• **What is required**
Reply with one number: the count of lines in the data that hold the string "ändmuffarna".

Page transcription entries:
⁂

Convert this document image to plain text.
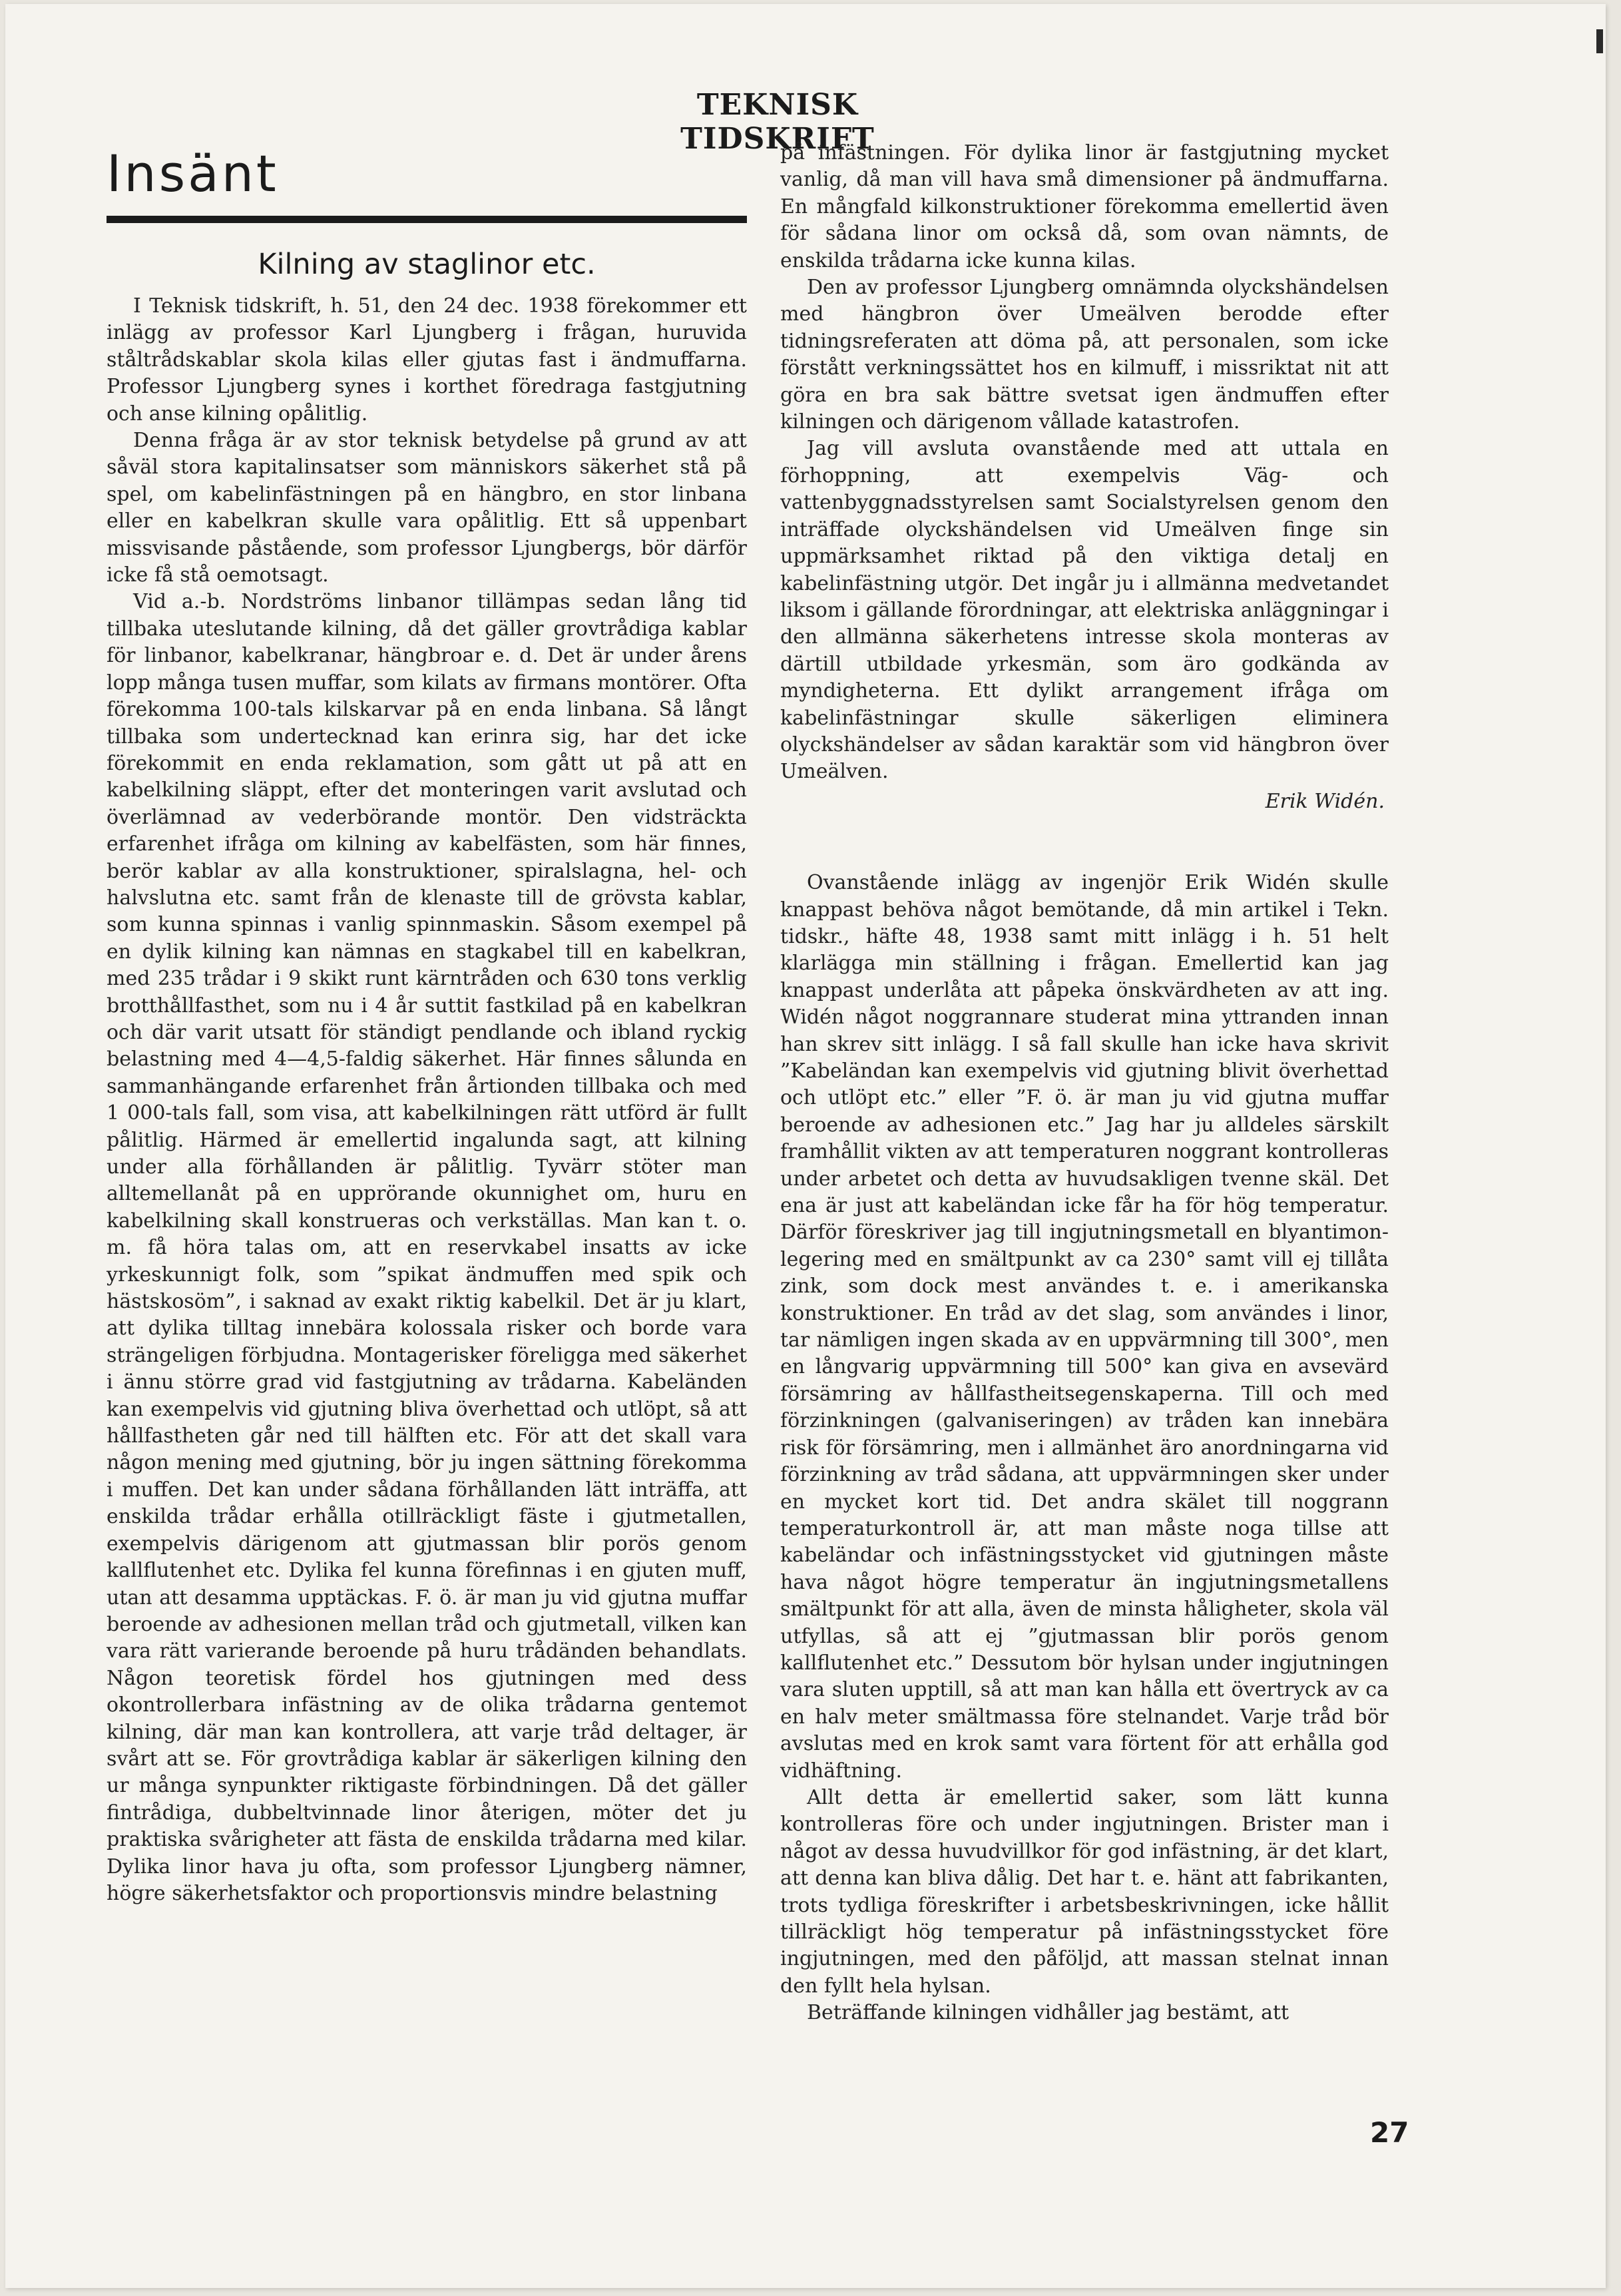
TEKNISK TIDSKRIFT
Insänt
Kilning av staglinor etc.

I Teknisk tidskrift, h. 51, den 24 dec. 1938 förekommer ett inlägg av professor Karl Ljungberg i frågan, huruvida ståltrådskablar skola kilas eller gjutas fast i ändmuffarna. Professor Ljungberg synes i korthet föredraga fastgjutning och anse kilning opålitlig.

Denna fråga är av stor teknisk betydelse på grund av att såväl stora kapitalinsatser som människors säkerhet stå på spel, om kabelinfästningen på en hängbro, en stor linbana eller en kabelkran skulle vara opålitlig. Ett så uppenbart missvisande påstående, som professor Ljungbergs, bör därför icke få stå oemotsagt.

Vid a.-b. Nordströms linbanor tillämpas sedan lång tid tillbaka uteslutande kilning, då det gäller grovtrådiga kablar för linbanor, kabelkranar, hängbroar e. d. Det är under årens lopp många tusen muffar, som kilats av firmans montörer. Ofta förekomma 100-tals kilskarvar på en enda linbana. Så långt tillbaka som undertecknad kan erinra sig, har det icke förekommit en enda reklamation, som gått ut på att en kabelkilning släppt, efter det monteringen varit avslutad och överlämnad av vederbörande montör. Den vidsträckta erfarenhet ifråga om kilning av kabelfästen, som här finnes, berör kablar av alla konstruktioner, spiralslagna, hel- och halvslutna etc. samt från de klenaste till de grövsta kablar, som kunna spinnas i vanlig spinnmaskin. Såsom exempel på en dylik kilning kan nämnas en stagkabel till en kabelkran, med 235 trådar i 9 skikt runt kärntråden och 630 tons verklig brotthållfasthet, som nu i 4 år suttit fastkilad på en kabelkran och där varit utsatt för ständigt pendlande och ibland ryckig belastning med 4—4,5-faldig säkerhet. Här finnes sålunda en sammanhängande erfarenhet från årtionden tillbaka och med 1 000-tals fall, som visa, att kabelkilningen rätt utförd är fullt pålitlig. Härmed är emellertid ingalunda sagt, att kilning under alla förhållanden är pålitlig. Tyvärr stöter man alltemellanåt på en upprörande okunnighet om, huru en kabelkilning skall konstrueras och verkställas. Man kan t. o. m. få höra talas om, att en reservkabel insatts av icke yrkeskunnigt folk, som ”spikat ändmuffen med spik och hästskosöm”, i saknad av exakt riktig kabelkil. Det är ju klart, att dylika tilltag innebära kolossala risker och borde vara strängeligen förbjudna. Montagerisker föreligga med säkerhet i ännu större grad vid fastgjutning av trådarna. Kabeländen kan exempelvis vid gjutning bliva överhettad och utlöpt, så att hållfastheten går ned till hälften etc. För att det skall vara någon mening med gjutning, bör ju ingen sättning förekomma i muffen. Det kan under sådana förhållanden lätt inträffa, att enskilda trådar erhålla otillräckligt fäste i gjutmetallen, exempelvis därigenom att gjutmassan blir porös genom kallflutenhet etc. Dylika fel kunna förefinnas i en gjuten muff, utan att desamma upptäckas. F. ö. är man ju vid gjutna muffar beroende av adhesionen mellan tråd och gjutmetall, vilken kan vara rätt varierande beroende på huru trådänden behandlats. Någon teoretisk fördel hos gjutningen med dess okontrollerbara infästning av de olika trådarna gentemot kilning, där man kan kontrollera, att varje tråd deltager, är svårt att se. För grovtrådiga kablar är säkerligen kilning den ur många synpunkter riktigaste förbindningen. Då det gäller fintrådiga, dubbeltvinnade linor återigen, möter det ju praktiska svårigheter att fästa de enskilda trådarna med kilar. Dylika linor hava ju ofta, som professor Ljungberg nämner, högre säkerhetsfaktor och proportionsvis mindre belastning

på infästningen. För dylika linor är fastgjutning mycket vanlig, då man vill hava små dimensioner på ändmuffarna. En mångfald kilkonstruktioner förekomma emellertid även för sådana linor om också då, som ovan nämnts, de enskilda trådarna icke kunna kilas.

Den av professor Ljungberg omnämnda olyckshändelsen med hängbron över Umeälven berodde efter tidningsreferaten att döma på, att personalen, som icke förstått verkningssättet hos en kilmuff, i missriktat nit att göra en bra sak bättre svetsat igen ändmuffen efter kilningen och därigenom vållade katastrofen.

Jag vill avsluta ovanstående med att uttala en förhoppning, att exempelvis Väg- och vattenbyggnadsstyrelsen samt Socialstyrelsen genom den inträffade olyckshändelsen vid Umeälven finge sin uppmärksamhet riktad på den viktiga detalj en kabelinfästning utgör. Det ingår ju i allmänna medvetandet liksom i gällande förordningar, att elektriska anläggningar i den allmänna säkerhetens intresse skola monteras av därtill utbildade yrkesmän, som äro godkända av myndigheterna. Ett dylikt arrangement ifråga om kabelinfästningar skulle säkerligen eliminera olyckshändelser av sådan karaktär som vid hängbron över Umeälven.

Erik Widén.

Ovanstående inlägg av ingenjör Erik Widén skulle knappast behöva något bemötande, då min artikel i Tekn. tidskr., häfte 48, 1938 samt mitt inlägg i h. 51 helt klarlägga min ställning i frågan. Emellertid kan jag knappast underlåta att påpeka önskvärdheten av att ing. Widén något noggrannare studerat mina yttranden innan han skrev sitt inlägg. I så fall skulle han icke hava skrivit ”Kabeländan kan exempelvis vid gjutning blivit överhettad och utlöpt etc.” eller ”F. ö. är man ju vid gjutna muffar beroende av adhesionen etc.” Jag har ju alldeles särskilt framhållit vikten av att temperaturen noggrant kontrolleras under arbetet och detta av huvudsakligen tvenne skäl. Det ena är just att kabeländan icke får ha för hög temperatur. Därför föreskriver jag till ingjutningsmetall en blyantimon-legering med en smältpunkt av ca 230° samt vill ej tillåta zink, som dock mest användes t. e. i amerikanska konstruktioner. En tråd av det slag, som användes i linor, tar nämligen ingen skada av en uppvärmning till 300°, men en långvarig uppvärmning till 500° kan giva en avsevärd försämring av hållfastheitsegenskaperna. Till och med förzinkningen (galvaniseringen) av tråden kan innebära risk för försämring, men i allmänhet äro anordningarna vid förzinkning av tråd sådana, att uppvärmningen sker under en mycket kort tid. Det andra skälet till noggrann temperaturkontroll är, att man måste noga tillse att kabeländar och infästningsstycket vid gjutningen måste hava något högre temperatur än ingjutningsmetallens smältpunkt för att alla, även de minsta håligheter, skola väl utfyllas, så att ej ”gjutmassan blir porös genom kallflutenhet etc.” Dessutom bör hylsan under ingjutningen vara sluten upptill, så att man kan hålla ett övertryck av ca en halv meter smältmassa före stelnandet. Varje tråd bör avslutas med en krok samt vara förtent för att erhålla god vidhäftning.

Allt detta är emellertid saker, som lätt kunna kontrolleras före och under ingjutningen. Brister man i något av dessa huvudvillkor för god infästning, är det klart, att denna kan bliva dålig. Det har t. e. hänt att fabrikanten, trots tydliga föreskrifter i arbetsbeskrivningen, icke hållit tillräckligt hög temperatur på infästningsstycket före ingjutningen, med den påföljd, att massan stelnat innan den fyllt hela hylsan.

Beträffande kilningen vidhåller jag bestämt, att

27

⁂

• **Completed task**
2